Exercise objective: Write out all of the lines below, exactly and completely.

┌─ The input

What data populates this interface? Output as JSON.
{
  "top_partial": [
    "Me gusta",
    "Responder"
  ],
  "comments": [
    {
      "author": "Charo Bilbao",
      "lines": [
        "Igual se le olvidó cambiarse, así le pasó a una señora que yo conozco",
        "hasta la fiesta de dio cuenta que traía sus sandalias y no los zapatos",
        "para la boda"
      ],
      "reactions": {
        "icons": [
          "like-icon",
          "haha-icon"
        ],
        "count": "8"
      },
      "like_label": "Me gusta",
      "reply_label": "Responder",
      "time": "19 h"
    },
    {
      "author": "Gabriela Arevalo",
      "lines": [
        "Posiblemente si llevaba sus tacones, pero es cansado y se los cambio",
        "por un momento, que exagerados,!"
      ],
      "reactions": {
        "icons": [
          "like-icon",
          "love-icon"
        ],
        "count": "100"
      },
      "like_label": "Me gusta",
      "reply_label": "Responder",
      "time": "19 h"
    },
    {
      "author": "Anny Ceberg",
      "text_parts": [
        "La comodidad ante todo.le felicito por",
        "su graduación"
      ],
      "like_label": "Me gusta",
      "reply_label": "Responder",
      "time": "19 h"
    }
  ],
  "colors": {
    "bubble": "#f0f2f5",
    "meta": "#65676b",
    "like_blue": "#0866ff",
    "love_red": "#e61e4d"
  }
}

└─

The result:
What data populates this interface? Output as JSON.
{
  "top_partial": [
    "Me gusta",
    "Responder"
  ],
  "comments": [
    {
      "author": "Charo Bilbao",
      "lines": [
        "Igual se le olvidó cambiarse, así le pasó a una señora que yo conozco",
        "hasta la fiesta de dio cuenta que traía sus sandalias y no los zapatos",
        "para la boda"
      ],
      "reactions": {
        "icons": [
          "like-icon",
          "haha-icon"
        ],
        "count": "8"
      },
      "like_label": "Me gusta",
      "reply_label": "Responder",
      "time": "19 h"
    },
    {
      "author": "Gabriela Arevalo",
      "lines": [
        "Posiblemente si llevaba sus tacones, pero es cansado y se los cambio",
        "por un momento, que exagerados,!"
      ],
      "reactions": {
        "icons": [
          "like-icon",
          "love-icon"
        ],
        "count": "100"
      },
      "like_label": "Me gusta",
      "reply_label": "Responder",
      "time": "19 h"
    },
    {
      "author": "Anny Ceberg",
      "text_parts": [
        "La comodidad ante todo.le felicito por",
        "su graduación"
      ],
      "like_label": "Me gusta",
      "reply_label": "Responder",
      "time": "19 h"
    }
  ],
  "colors": {
    "bubble": "#f0f2f5",
    "meta": "#65676b",
    "like_blue": "#0866ff",
    "love_red": "#e61e4d"
  }
}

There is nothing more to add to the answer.